Of the lines in the entries below, state how many hold the word "name". Say nothing else.

┄┄┄┄┄┄

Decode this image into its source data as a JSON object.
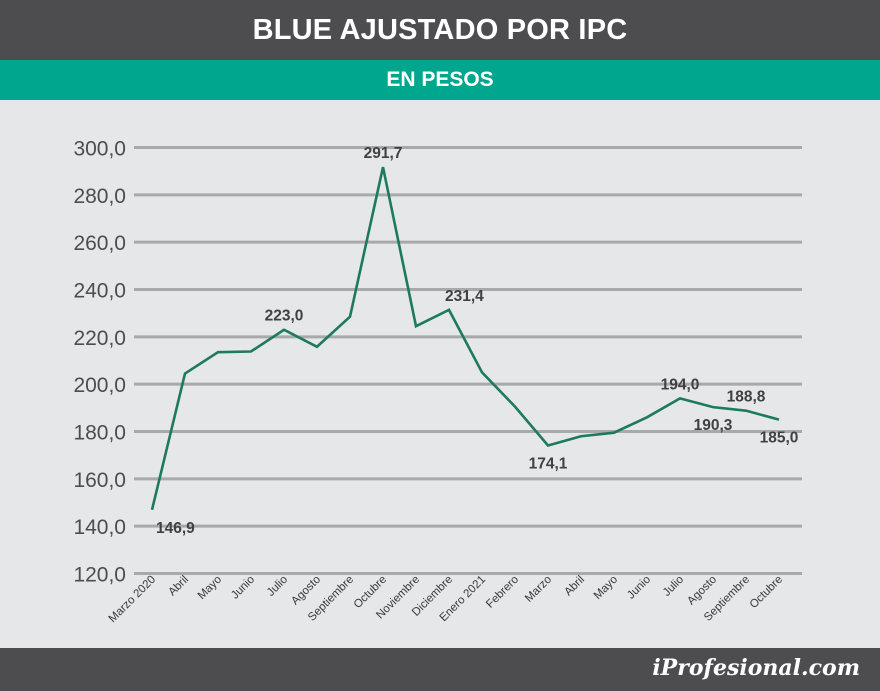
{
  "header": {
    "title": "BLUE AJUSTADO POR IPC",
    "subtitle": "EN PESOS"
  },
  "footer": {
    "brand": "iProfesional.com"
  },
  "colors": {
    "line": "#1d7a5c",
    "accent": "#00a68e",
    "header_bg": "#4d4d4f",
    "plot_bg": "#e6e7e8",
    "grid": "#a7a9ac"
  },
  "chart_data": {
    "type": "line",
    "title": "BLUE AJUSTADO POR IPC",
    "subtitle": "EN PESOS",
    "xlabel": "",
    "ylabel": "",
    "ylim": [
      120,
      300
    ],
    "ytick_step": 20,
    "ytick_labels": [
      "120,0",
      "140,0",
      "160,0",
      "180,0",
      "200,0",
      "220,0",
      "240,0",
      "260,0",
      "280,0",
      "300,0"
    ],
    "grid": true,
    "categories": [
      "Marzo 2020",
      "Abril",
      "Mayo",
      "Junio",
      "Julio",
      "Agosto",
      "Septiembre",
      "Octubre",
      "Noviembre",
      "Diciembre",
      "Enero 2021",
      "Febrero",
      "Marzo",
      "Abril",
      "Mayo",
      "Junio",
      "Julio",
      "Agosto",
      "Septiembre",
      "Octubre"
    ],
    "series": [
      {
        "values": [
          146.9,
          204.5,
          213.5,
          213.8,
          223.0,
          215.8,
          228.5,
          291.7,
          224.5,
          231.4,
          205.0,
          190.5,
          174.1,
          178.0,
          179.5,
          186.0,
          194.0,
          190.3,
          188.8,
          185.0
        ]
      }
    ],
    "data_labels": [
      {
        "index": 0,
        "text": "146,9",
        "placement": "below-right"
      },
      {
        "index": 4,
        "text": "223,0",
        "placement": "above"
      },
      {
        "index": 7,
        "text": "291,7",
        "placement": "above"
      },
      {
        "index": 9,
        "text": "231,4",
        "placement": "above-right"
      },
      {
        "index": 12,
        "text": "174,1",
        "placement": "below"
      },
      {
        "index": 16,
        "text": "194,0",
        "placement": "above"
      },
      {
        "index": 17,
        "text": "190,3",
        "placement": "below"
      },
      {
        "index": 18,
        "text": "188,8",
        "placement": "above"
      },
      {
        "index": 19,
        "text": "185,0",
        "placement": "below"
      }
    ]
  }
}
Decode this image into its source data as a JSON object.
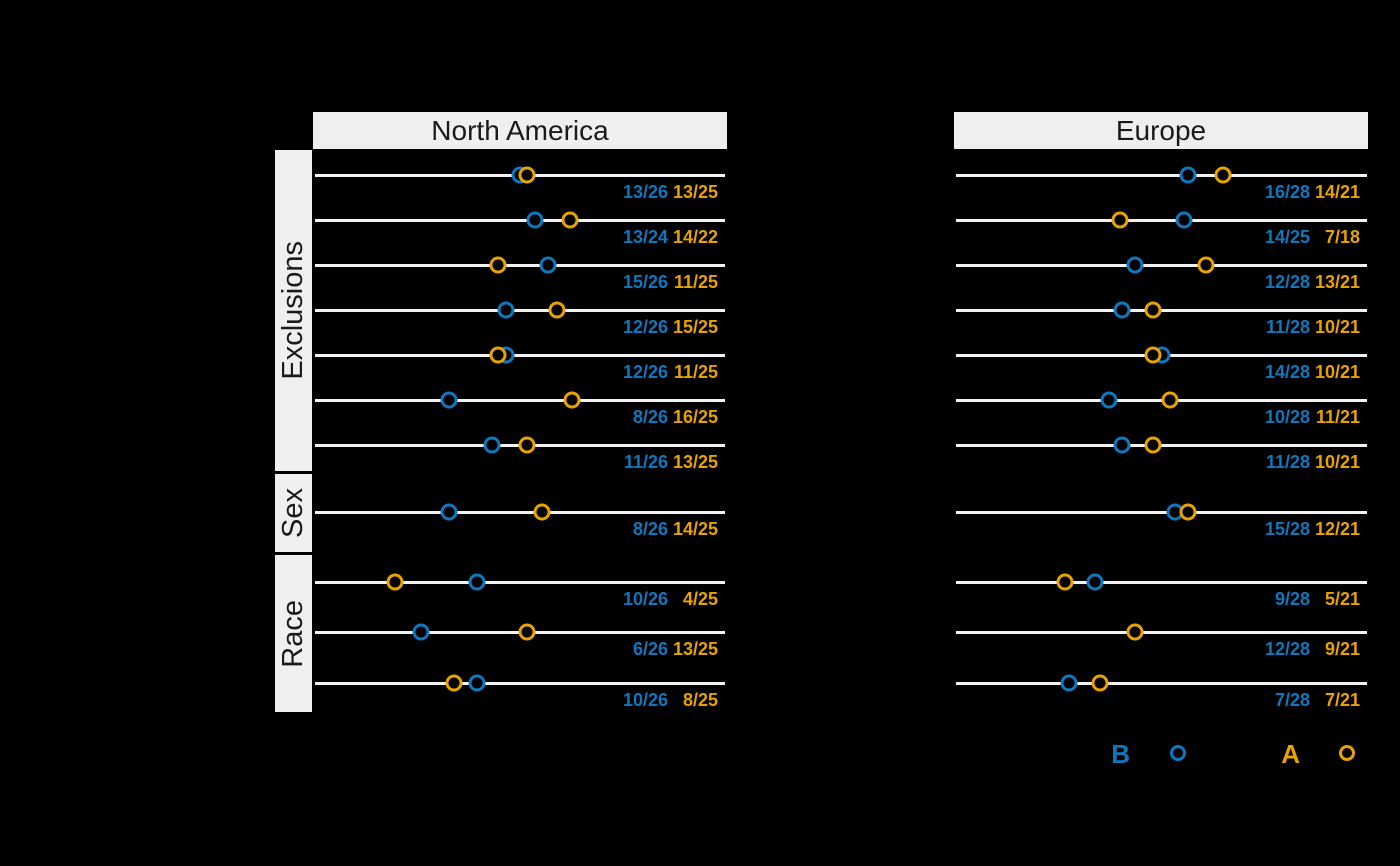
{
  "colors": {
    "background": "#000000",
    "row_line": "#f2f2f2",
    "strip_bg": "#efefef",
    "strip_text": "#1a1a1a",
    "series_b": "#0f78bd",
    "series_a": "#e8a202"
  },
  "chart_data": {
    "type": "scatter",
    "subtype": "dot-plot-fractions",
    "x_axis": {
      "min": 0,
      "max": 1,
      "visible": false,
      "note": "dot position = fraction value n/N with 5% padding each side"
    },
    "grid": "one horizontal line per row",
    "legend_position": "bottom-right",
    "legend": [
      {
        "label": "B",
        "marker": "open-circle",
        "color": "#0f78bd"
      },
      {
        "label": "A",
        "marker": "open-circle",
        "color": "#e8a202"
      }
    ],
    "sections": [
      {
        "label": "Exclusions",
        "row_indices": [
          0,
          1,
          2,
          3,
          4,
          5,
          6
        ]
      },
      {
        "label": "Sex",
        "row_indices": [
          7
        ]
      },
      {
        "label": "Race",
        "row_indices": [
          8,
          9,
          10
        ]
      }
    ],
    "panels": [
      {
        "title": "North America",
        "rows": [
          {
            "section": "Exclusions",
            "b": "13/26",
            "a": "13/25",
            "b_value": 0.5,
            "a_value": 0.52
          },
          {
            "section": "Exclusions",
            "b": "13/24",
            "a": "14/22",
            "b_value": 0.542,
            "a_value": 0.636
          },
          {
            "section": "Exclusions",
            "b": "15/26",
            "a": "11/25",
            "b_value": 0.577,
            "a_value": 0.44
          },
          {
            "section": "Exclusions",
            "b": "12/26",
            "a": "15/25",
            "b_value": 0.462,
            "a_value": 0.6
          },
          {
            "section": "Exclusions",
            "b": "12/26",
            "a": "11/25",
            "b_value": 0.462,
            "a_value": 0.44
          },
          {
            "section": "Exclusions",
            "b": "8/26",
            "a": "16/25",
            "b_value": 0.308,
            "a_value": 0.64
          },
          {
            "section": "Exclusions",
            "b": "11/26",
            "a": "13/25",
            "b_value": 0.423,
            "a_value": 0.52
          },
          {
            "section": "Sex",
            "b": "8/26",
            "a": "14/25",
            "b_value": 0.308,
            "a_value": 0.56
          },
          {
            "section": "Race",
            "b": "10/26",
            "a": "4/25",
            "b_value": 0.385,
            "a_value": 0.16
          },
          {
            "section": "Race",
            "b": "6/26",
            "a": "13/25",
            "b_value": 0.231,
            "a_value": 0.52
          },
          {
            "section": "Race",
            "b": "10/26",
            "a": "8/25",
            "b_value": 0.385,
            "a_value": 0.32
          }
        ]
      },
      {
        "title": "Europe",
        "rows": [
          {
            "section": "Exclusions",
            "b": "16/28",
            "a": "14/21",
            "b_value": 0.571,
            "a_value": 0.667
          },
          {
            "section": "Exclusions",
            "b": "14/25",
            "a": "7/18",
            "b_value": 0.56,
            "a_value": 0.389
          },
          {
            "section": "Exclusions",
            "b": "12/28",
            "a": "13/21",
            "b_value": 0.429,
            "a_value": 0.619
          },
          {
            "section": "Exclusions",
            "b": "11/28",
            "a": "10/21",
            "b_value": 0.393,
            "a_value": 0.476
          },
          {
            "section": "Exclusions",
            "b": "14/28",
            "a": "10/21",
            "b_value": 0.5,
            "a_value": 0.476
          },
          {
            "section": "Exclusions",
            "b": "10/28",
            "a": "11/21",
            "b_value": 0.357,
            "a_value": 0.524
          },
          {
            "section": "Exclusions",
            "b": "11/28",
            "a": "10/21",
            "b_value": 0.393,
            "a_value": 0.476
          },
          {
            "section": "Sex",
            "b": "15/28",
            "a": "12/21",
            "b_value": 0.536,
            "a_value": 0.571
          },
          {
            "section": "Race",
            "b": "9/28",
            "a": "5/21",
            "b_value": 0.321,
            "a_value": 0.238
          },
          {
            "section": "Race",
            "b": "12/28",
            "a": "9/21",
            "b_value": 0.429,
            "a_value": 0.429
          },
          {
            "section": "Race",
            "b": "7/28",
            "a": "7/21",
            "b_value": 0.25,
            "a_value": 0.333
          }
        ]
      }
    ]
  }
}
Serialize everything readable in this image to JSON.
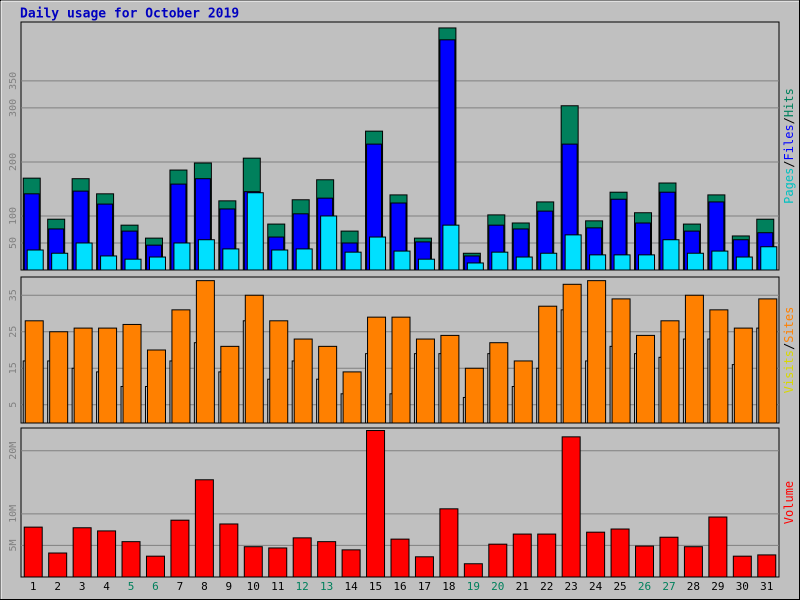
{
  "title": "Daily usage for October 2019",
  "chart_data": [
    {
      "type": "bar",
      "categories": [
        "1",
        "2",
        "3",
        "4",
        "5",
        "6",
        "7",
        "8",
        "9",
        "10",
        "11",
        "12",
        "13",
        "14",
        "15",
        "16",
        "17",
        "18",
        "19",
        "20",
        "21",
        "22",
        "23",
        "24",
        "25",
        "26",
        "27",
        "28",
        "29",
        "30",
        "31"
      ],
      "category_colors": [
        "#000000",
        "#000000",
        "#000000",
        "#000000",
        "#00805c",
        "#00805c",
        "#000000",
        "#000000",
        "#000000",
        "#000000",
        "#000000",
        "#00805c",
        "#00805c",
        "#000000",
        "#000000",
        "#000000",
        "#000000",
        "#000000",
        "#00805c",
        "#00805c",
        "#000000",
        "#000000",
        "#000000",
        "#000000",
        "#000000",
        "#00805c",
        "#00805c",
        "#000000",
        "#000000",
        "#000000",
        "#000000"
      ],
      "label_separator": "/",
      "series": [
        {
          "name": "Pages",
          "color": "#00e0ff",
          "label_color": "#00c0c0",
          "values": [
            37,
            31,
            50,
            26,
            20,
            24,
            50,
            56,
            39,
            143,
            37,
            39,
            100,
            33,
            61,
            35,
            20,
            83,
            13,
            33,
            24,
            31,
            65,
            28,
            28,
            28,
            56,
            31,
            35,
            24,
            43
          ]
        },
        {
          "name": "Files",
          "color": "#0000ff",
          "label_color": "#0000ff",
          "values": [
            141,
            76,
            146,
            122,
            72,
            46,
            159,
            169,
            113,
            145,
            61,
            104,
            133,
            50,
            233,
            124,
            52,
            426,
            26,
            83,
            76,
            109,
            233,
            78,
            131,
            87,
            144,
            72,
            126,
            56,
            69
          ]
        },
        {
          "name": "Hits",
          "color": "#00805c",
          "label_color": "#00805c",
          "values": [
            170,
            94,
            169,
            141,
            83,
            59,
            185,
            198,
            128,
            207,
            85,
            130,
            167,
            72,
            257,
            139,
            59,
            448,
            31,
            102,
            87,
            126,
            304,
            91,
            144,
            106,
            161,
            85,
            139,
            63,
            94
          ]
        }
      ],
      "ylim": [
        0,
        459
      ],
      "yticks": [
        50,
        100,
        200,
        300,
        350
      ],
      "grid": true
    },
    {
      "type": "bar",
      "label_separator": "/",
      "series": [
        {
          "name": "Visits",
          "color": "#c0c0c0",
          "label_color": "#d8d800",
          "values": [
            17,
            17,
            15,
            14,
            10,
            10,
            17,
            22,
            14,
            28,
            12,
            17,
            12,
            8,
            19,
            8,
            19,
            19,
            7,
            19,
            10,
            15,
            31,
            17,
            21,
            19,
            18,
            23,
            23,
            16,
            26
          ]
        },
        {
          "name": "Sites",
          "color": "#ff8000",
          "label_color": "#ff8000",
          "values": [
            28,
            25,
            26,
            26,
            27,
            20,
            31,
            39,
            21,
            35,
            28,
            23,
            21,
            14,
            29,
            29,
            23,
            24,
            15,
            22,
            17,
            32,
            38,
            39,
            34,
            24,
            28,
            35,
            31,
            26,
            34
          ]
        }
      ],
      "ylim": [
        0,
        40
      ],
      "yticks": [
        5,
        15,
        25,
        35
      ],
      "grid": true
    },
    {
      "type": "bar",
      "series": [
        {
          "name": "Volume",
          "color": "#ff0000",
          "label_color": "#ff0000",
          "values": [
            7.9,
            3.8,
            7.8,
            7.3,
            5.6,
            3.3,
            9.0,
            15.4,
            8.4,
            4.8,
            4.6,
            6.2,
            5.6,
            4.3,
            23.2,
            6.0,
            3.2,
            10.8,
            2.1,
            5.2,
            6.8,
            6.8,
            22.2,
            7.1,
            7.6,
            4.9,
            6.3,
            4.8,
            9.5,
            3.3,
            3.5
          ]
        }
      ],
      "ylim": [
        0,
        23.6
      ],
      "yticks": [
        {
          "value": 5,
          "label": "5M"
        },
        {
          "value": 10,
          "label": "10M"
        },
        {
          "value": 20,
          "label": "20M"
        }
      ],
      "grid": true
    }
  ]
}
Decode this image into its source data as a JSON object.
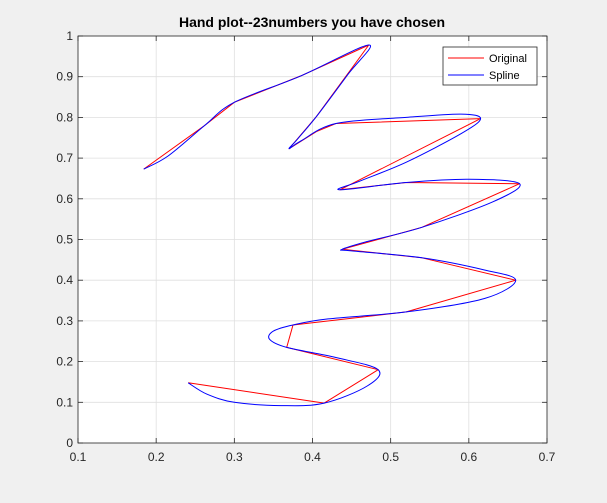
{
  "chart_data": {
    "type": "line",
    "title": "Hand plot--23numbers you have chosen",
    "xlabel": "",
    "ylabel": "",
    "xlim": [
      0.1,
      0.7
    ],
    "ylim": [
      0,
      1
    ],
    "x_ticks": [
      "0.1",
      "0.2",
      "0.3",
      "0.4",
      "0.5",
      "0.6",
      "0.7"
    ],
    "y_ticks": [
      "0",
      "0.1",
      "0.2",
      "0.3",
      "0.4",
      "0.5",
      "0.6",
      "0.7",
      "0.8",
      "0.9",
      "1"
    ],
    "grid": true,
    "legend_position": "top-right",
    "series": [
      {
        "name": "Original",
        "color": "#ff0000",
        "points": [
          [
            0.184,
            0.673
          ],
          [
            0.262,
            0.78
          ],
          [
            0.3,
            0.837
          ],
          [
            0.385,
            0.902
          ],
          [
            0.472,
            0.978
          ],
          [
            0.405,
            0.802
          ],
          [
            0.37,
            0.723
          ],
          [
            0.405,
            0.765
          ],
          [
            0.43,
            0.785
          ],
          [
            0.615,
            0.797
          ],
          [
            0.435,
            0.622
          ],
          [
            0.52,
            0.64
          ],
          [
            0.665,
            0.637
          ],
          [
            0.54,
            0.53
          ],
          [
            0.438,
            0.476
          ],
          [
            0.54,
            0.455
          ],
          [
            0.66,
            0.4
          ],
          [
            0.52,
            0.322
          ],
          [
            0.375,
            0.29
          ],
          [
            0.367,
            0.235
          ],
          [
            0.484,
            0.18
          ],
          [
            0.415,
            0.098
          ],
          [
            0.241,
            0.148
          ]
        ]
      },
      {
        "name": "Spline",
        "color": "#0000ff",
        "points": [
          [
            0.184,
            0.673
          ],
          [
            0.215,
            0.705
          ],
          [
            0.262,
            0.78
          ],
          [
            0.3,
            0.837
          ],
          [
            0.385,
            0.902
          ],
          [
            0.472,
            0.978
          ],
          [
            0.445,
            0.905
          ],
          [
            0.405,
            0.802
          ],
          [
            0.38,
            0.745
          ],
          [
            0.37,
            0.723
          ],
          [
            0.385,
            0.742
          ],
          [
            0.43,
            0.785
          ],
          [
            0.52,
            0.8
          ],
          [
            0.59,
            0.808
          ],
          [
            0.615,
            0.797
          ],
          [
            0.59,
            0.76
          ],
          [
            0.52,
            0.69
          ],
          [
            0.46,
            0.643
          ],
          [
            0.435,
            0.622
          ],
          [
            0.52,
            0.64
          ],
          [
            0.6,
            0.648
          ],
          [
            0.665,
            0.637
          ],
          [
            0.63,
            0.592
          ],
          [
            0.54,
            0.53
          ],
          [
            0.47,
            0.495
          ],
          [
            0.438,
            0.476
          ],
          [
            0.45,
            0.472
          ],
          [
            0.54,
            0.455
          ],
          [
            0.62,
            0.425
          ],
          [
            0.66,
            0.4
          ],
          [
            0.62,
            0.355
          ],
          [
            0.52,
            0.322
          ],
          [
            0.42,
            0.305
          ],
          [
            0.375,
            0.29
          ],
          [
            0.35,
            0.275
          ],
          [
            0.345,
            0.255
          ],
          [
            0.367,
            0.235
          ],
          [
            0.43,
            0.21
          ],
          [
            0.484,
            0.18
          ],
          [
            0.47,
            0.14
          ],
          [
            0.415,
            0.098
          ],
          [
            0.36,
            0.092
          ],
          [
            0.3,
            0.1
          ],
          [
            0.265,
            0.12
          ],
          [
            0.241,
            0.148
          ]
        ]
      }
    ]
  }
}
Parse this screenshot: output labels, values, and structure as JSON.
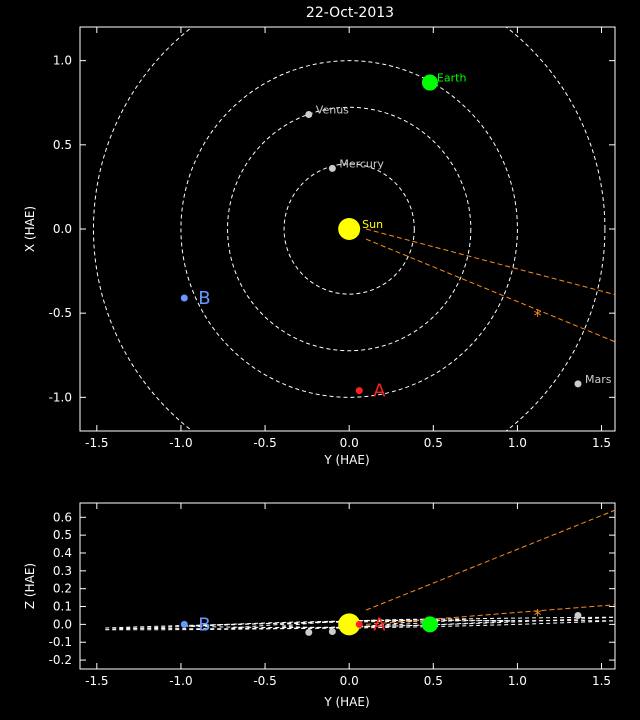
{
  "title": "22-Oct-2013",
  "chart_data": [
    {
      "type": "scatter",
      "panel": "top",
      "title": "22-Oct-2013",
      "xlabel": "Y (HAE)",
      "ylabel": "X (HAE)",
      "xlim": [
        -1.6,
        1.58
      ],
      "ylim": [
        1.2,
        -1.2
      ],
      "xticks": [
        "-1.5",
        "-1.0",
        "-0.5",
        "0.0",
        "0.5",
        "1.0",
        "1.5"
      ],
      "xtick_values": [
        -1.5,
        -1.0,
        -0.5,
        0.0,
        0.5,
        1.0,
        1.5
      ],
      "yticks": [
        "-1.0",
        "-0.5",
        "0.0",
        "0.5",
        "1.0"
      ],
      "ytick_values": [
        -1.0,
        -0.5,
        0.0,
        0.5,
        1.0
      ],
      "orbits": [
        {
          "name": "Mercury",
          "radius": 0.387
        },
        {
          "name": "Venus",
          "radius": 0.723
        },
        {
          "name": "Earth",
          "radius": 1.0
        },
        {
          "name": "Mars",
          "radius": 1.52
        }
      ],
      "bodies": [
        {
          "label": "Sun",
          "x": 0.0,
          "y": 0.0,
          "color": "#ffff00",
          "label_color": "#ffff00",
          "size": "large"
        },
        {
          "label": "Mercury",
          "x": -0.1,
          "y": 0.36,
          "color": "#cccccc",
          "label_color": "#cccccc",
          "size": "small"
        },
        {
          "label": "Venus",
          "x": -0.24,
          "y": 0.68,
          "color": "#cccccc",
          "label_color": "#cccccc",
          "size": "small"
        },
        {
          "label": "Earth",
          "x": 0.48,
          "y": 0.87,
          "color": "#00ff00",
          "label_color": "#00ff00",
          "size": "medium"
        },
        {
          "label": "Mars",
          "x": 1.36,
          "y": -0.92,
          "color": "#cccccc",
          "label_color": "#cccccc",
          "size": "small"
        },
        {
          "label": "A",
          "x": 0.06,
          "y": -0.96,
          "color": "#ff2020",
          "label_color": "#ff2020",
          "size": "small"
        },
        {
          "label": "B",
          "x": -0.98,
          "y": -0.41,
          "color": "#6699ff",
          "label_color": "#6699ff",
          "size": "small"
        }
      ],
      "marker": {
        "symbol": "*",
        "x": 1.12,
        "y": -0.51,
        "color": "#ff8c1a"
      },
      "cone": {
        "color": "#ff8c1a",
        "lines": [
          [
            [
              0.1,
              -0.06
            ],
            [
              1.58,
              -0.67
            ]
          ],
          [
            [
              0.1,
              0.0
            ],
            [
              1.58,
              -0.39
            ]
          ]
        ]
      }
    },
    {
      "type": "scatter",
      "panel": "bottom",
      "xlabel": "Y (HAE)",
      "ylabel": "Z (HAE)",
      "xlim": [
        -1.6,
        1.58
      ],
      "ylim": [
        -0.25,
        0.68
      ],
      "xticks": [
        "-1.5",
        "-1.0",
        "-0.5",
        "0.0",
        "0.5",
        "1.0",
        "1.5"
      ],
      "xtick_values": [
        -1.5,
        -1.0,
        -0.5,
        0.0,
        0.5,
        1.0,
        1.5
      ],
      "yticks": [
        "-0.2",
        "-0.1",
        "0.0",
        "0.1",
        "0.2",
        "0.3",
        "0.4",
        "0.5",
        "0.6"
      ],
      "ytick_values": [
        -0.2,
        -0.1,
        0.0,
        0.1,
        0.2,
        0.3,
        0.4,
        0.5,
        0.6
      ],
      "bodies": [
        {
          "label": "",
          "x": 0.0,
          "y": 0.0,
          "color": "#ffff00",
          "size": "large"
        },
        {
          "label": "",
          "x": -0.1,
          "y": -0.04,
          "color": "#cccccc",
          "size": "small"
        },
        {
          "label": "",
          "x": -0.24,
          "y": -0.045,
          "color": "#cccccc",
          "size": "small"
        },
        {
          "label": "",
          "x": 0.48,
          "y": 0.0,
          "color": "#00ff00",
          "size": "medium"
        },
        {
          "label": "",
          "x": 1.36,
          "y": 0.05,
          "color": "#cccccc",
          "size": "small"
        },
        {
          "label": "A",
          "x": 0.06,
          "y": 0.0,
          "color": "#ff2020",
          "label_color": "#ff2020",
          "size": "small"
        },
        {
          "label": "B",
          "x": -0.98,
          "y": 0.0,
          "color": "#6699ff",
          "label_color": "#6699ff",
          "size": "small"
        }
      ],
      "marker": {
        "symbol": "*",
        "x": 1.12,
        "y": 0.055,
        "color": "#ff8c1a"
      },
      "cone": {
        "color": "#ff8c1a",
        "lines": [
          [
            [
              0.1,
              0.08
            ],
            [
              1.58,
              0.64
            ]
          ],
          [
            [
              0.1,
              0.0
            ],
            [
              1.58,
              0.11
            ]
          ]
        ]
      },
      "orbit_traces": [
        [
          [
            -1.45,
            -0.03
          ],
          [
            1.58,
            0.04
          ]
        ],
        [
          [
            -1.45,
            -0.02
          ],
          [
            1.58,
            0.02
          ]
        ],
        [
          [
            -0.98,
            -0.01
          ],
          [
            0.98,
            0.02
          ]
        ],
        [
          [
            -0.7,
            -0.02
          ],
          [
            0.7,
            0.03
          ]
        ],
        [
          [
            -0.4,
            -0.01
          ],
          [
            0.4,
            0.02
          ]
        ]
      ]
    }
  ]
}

┄┄┄┄┄┄

WORKED ANSWER: 12